What you need to do.
Retype all of the entries word for word.

□ □ □ □ □

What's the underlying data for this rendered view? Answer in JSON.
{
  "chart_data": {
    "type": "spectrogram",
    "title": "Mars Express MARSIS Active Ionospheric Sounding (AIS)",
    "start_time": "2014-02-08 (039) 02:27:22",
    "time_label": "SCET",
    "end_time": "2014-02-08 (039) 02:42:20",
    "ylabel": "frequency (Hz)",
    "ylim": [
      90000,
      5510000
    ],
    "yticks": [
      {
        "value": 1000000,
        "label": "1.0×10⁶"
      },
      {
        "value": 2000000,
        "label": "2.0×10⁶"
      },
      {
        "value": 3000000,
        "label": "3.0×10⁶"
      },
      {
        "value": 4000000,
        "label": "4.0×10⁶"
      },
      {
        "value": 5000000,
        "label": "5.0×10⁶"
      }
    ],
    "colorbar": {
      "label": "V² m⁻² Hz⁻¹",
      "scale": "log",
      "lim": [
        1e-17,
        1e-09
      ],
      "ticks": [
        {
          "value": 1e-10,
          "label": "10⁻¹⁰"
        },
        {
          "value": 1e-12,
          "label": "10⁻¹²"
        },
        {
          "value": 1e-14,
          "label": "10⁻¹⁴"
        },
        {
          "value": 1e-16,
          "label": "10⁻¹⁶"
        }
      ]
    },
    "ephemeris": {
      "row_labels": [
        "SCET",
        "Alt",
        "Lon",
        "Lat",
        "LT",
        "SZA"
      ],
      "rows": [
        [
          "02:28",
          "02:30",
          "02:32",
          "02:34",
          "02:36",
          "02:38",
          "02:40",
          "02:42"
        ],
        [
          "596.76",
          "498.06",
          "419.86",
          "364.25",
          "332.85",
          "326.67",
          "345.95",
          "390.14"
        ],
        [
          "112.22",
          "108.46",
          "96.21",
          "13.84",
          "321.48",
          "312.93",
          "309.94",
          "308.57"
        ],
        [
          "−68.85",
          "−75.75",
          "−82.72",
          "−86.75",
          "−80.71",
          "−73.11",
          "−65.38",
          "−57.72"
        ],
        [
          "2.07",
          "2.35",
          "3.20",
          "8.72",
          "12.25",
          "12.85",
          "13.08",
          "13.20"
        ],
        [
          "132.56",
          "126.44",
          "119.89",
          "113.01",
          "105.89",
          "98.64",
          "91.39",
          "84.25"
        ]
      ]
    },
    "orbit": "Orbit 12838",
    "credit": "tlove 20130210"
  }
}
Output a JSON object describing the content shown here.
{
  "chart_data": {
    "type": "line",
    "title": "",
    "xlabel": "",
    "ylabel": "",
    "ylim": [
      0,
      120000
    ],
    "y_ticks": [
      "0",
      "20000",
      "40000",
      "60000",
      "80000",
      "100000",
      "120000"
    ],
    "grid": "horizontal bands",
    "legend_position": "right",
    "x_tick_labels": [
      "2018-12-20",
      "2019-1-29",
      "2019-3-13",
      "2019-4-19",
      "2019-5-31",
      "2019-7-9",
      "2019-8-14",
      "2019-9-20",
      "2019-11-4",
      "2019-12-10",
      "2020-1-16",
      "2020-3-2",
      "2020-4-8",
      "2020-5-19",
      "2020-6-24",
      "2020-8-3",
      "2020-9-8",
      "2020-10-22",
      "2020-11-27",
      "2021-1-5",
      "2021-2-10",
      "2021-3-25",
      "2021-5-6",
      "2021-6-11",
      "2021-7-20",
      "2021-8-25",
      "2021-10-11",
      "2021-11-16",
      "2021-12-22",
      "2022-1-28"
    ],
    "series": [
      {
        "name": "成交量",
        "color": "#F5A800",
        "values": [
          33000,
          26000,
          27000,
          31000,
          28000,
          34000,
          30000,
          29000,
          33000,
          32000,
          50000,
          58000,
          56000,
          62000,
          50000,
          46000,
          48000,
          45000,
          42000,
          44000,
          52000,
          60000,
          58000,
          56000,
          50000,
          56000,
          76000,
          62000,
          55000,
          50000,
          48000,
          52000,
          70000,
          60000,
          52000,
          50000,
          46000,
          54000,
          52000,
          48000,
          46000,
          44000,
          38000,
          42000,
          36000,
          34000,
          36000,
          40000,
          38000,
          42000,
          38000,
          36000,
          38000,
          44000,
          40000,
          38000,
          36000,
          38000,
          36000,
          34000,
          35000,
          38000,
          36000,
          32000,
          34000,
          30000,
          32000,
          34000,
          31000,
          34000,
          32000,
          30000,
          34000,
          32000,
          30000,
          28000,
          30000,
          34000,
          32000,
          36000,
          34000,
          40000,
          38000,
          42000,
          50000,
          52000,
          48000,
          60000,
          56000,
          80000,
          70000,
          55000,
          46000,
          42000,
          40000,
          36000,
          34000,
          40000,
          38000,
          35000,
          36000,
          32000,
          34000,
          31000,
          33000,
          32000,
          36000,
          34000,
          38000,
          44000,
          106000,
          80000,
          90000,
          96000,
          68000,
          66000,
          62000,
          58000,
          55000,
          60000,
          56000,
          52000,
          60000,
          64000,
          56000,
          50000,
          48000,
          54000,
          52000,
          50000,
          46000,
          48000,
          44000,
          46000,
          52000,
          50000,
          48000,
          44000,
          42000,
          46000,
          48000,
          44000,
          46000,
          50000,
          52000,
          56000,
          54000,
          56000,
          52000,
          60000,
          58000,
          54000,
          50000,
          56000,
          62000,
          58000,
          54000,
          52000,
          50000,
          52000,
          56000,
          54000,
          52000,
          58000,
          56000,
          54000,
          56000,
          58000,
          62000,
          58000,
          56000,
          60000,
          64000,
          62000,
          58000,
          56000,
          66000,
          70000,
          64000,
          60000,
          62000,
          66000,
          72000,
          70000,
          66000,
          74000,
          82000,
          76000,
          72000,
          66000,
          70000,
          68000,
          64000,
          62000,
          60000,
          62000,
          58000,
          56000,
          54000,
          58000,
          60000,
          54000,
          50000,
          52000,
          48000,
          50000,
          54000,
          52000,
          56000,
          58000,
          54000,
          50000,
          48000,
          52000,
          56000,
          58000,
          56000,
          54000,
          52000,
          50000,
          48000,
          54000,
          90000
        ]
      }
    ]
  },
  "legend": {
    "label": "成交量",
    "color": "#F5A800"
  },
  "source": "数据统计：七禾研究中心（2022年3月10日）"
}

□ □ □ □ □

Complete answer.
What's the underlying data for this rendered view? Answer in JSON.
{
  "chart_data": {
    "type": "spectrogram",
    "title": "Mars Express MARSIS Active Ionospheric Sounding (AIS)",
    "start_time": "2014-02-08 (039) 02:27:22",
    "time_label": "SCET",
    "end_time": "2014-02-08 (039) 02:42:20",
    "ylabel": "frequency (Hz)",
    "ylim": [
      90000,
      5510000
    ],
    "yticks": [
      {
        "value": 1000000,
        "label": "1.0×10⁶"
      },
      {
        "value": 2000000,
        "label": "2.0×10⁶"
      },
      {
        "value": 3000000,
        "label": "3.0×10⁶"
      },
      {
        "value": 4000000,
        "label": "4.0×10⁶"
      },
      {
        "value": 5000000,
        "label": "5.0×10⁶"
      }
    ],
    "colorbar": {
      "label": "V² m⁻² Hz⁻¹",
      "scale": "log",
      "lim": [
        1e-17,
        1e-09
      ],
      "ticks": [
        {
          "value": 1e-10,
          "label": "10⁻¹⁰"
        },
        {
          "value": 1e-12,
          "label": "10⁻¹²"
        },
        {
          "value": 1e-14,
          "label": "10⁻¹⁴"
        },
        {
          "value": 1e-16,
          "label": "10⁻¹⁶"
        }
      ]
    },
    "ephemeris": {
      "row_labels": [
        "SCET",
        "Alt",
        "Lon",
        "Lat",
        "LT",
        "SZA"
      ],
      "rows": [
        [
          "02:28",
          "02:30",
          "02:32",
          "02:34",
          "02:36",
          "02:38",
          "02:40",
          "02:42"
        ],
        [
          "596.76",
          "498.06",
          "419.86",
          "364.25",
          "332.85",
          "326.67",
          "345.95",
          "390.14"
        ],
        [
          "112.22",
          "108.46",
          "96.21",
          "13.84",
          "321.48",
          "312.93",
          "309.94",
          "308.57"
        ],
        [
          "−68.85",
          "−75.75",
          "−82.72",
          "−86.75",
          "−80.71",
          "−73.11",
          "−65.38",
          "−57.72"
        ],
        [
          "2.07",
          "2.35",
          "3.20",
          "8.72",
          "12.25",
          "12.85",
          "13.08",
          "13.20"
        ],
        [
          "132.56",
          "126.44",
          "119.89",
          "113.01",
          "105.89",
          "98.64",
          "91.39",
          "84.25"
        ]
      ]
    },
    "orbit": "Orbit 12838",
    "credit": "tlove 20130210"
  }
}
Output a JSON object describing the content shown here.
{
  "chart_data": {
    "type": "line",
    "title": "",
    "xlabel": "",
    "ylabel": "",
    "ylim": [
      0,
      120000
    ],
    "y_ticks": [
      "0",
      "20000",
      "40000",
      "60000",
      "80000",
      "100000",
      "120000"
    ],
    "grid": "horizontal bands",
    "legend_position": "right",
    "x_tick_labels": [
      "2018-12-20",
      "2019-1-29",
      "2019-3-13",
      "2019-4-19",
      "2019-5-31",
      "2019-7-9",
      "2019-8-14",
      "2019-9-20",
      "2019-11-4",
      "2019-12-10",
      "2020-1-16",
      "2020-3-2",
      "2020-4-8",
      "2020-5-19",
      "2020-6-24",
      "2020-8-3",
      "2020-9-8",
      "2020-10-22",
      "2020-11-27",
      "2021-1-5",
      "2021-2-10",
      "2021-3-25",
      "2021-5-6",
      "2021-6-11",
      "2021-7-20",
      "2021-8-25",
      "2021-10-11",
      "2021-11-16",
      "2021-12-22",
      "2022-1-28"
    ],
    "series": [
      {
        "name": "成交量",
        "color": "#F5A800",
        "values": [
          33000,
          26000,
          27000,
          31000,
          28000,
          34000,
          30000,
          29000,
          33000,
          32000,
          50000,
          58000,
          56000,
          62000,
          50000,
          46000,
          48000,
          45000,
          42000,
          44000,
          52000,
          60000,
          58000,
          56000,
          50000,
          56000,
          76000,
          62000,
          55000,
          50000,
          48000,
          52000,
          70000,
          60000,
          52000,
          50000,
          46000,
          54000,
          52000,
          48000,
          46000,
          44000,
          38000,
          42000,
          36000,
          34000,
          36000,
          40000,
          38000,
          42000,
          38000,
          36000,
          38000,
          44000,
          40000,
          38000,
          36000,
          38000,
          36000,
          34000,
          35000,
          38000,
          36000,
          32000,
          34000,
          30000,
          32000,
          34000,
          31000,
          34000,
          32000,
          30000,
          34000,
          32000,
          30000,
          28000,
          30000,
          34000,
          32000,
          36000,
          34000,
          40000,
          38000,
          42000,
          50000,
          52000,
          48000,
          60000,
          56000,
          80000,
          70000,
          55000,
          46000,
          42000,
          40000,
          36000,
          34000,
          40000,
          38000,
          35000,
          36000,
          32000,
          34000,
          31000,
          33000,
          32000,
          36000,
          34000,
          38000,
          44000,
          106000,
          80000,
          90000,
          96000,
          68000,
          66000,
          62000,
          58000,
          55000,
          60000,
          56000,
          52000,
          60000,
          64000,
          56000,
          50000,
          48000,
          54000,
          52000,
          50000,
          46000,
          48000,
          44000,
          46000,
          52000,
          50000,
          48000,
          44000,
          42000,
          46000,
          48000,
          44000,
          46000,
          50000,
          52000,
          56000,
          54000,
          56000,
          52000,
          60000,
          58000,
          54000,
          50000,
          56000,
          62000,
          58000,
          54000,
          52000,
          50000,
          52000,
          56000,
          54000,
          52000,
          58000,
          56000,
          54000,
          56000,
          58000,
          62000,
          58000,
          56000,
          60000,
          64000,
          62000,
          58000,
          56000,
          66000,
          70000,
          64000,
          60000,
          62000,
          66000,
          72000,
          70000,
          66000,
          74000,
          82000,
          76000,
          72000,
          66000,
          70000,
          68000,
          64000,
          62000,
          60000,
          62000,
          58000,
          56000,
          54000,
          58000,
          60000,
          54000,
          50000,
          52000,
          48000,
          50000,
          54000,
          52000,
          56000,
          58000,
          54000,
          50000,
          48000,
          52000,
          56000,
          58000,
          56000,
          54000,
          52000,
          50000,
          48000,
          54000,
          90000
        ]
      }
    ]
  },
  "legend": {
    "label": "成交量",
    "color": "#F5A800"
  },
  "source": "数据统计：七禾研究中心（2022年3月10日）"
}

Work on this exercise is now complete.